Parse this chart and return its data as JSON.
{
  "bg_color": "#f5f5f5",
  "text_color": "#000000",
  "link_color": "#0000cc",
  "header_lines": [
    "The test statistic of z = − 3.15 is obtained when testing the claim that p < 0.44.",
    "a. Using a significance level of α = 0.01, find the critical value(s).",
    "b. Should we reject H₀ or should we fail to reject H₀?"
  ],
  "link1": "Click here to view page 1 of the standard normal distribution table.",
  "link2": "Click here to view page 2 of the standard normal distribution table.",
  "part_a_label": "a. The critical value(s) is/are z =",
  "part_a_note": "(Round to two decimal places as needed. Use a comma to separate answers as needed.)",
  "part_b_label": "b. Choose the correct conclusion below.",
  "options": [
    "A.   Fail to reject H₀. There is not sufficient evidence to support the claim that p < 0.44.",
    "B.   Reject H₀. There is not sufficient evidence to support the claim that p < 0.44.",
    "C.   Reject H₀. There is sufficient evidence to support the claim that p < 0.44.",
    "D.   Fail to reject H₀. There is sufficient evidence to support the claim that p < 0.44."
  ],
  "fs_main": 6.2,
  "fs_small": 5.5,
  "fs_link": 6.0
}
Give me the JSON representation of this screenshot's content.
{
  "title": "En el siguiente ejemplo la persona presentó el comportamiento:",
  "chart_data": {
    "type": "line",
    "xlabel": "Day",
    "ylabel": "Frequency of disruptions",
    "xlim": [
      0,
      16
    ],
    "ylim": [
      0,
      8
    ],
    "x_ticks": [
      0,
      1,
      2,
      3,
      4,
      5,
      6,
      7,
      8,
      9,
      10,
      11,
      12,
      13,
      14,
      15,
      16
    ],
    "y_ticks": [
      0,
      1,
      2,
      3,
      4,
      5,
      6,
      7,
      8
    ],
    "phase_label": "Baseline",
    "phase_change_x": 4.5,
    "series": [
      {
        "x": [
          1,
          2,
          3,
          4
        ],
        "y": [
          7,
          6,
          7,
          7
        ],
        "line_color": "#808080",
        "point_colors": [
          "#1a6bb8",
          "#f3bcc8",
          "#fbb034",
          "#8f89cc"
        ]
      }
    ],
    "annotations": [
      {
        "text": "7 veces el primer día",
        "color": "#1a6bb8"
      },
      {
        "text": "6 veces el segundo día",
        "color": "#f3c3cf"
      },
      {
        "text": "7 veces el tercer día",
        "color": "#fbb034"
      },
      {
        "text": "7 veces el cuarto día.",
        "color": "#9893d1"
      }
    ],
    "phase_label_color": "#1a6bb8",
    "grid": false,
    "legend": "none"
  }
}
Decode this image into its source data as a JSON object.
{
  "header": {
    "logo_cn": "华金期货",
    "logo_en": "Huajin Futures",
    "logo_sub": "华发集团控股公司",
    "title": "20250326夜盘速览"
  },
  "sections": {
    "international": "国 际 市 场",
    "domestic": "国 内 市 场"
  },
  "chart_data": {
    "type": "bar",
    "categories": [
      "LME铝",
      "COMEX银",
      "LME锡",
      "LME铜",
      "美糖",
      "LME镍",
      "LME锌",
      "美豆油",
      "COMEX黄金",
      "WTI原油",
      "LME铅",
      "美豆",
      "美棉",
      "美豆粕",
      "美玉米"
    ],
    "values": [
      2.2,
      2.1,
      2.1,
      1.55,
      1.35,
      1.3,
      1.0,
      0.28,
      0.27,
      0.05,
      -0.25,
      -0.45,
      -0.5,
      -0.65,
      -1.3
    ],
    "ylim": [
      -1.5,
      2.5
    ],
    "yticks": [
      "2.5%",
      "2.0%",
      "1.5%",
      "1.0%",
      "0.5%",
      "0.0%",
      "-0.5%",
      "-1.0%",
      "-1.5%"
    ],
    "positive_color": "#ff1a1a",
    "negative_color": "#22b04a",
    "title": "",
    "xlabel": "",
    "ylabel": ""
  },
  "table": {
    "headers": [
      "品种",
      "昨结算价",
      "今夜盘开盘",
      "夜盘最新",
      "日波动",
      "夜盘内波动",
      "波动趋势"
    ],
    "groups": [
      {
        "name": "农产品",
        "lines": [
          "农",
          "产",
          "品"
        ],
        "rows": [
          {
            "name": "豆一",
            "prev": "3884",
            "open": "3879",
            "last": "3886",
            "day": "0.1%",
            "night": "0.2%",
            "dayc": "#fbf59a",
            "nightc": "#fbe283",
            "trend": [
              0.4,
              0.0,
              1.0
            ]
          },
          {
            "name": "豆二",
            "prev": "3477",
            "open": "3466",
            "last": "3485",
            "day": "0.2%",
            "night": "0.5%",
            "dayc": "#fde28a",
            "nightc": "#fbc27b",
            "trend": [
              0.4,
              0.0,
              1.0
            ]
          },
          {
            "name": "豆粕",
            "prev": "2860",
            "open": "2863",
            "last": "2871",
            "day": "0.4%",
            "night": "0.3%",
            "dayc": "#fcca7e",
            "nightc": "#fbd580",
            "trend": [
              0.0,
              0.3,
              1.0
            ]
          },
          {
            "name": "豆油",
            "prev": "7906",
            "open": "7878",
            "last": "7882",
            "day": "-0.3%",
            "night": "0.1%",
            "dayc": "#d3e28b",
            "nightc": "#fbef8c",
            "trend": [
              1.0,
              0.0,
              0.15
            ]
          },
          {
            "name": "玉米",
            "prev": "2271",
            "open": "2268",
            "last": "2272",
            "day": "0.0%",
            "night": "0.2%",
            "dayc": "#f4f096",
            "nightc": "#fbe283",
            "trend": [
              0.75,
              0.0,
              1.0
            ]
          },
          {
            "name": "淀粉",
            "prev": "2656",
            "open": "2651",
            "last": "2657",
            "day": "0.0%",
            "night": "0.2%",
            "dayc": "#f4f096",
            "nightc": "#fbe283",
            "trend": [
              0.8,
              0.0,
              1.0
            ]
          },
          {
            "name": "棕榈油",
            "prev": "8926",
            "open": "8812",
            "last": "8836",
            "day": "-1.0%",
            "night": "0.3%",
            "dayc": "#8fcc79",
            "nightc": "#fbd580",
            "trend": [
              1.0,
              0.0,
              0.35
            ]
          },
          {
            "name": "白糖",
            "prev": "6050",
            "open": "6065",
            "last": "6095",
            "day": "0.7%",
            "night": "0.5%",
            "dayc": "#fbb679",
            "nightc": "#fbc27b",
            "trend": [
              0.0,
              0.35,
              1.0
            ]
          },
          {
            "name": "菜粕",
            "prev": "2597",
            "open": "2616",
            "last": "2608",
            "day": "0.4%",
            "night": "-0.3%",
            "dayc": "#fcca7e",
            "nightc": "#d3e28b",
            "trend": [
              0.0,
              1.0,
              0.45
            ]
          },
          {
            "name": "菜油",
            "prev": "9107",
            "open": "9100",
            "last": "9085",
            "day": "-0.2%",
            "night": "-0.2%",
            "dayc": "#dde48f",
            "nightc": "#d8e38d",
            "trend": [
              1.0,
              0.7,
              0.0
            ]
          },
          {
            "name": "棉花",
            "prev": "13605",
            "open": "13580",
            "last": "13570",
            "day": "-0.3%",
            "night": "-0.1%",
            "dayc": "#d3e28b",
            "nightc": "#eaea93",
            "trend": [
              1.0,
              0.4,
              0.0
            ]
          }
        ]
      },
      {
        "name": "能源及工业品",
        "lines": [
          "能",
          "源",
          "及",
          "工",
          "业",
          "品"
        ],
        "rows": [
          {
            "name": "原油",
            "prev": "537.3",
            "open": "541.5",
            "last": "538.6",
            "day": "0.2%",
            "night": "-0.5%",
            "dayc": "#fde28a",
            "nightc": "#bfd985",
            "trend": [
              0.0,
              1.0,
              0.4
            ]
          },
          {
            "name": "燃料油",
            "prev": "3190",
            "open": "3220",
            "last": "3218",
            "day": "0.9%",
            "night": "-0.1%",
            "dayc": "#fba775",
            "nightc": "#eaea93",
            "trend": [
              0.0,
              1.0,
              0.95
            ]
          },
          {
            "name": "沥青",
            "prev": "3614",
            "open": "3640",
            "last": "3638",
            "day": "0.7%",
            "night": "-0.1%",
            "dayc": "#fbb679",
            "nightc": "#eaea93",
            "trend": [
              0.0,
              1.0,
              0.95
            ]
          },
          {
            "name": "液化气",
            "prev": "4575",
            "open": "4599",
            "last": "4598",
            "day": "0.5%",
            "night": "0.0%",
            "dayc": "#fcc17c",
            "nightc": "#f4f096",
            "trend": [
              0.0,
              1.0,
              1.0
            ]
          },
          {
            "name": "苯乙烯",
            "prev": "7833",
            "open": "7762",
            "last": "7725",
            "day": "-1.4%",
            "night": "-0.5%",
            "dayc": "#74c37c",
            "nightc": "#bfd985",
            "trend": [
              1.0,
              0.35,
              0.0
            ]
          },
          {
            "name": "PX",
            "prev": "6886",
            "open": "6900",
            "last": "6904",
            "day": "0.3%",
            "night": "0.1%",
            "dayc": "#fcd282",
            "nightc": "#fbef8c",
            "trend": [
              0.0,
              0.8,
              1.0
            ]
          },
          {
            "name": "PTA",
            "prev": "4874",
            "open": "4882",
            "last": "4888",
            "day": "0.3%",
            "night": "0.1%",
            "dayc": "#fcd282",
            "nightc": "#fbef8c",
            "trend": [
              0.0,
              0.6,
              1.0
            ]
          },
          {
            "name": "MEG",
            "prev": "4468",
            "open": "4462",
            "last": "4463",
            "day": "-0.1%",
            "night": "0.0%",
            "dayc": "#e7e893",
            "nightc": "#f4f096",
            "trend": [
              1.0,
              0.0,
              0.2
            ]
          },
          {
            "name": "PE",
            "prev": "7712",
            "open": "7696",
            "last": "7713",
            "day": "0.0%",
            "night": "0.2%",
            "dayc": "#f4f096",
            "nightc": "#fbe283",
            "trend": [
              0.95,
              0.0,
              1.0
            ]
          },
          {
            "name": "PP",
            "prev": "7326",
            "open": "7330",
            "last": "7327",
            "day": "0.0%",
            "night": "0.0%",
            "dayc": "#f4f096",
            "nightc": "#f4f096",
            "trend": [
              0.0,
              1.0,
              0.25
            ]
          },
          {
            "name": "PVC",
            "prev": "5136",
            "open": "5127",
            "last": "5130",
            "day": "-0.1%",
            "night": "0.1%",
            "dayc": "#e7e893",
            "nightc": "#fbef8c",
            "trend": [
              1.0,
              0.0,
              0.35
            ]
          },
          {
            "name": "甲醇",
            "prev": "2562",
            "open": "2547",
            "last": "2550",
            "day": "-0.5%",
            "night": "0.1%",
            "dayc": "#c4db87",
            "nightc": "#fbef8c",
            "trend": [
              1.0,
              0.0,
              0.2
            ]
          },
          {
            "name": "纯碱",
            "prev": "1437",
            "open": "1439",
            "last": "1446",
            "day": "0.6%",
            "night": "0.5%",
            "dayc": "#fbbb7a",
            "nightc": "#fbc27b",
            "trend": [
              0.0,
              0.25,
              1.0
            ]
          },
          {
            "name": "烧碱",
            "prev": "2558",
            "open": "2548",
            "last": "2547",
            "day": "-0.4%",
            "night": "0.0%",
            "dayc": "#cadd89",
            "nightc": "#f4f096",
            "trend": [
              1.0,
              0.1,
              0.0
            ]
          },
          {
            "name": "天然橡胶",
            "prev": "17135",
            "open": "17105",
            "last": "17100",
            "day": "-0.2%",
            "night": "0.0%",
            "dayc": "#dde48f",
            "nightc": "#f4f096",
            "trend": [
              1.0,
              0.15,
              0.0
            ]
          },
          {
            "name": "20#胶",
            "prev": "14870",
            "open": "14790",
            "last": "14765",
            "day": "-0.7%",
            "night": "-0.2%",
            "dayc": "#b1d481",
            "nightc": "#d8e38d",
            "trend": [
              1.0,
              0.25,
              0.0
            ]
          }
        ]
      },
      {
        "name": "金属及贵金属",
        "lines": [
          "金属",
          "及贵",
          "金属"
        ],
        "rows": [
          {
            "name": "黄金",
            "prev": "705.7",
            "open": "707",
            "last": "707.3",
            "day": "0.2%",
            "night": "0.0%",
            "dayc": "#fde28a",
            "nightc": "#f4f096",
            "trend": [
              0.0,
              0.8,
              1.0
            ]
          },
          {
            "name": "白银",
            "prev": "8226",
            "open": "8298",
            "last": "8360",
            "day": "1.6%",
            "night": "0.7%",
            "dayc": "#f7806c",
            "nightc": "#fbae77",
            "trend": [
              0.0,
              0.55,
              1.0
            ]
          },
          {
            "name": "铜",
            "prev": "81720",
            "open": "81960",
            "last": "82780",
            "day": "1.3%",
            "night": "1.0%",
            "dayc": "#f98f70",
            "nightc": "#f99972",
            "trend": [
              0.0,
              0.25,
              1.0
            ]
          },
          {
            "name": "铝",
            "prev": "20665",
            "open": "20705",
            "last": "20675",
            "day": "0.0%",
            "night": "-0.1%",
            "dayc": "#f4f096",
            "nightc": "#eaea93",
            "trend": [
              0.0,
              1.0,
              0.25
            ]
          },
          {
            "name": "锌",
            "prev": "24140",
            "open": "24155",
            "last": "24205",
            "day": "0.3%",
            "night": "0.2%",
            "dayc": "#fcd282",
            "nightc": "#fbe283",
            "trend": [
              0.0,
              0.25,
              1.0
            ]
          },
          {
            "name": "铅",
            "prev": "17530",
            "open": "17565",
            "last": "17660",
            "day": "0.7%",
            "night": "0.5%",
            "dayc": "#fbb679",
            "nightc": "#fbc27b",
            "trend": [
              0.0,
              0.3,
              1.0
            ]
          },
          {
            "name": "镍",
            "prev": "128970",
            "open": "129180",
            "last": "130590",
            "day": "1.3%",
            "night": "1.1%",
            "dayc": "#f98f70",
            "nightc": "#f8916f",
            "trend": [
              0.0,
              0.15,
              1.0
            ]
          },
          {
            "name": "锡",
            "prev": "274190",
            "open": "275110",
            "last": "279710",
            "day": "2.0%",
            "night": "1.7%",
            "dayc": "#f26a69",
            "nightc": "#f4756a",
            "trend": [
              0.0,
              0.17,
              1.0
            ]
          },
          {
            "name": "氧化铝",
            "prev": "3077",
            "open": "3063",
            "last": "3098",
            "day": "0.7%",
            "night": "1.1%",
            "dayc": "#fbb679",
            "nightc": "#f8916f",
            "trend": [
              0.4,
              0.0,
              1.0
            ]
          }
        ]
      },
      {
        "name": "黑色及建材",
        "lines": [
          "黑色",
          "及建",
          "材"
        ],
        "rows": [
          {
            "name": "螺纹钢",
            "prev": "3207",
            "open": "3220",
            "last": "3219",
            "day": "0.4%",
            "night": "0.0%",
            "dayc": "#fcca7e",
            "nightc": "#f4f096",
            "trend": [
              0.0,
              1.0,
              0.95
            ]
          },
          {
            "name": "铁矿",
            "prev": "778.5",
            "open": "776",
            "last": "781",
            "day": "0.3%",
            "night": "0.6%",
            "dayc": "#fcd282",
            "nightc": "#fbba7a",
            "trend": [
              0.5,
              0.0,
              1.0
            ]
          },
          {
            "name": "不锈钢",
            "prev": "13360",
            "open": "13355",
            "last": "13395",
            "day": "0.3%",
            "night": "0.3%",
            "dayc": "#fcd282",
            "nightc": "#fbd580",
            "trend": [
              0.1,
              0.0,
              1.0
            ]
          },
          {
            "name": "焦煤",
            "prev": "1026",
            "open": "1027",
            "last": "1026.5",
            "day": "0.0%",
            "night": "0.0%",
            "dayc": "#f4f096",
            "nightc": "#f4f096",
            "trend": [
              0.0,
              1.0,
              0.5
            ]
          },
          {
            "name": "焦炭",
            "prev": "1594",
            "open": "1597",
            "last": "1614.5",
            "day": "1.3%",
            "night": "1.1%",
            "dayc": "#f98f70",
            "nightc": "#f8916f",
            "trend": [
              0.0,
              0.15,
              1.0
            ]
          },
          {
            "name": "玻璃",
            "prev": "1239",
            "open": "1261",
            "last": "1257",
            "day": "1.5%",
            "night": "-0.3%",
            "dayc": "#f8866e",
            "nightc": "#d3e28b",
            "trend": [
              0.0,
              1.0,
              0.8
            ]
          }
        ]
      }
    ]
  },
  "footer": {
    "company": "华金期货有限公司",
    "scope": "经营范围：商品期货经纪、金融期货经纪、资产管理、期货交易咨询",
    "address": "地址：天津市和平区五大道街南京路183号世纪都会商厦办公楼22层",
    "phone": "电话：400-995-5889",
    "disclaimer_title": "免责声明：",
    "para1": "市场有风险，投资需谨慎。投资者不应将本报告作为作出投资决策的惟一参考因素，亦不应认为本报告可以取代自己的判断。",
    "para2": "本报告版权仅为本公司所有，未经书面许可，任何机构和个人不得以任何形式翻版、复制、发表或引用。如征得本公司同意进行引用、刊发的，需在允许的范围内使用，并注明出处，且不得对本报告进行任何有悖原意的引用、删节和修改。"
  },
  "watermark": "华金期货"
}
———
What you will do: From the material above, gather all lines that include the string "sufficient" and copy them.

Task result:
    "A.   Fail to reject H₀. There is not sufficient evidence to support the claim that p < 0.44.",
    "B.   Reject H₀. There is not sufficient evidence to support the claim that p < 0.44.",
    "C.   Reject H₀. There is sufficient evidence to support the claim that p < 0.44.",
    "D.   Fail to reject H₀. There is sufficient evidence to support the claim that p < 0.44."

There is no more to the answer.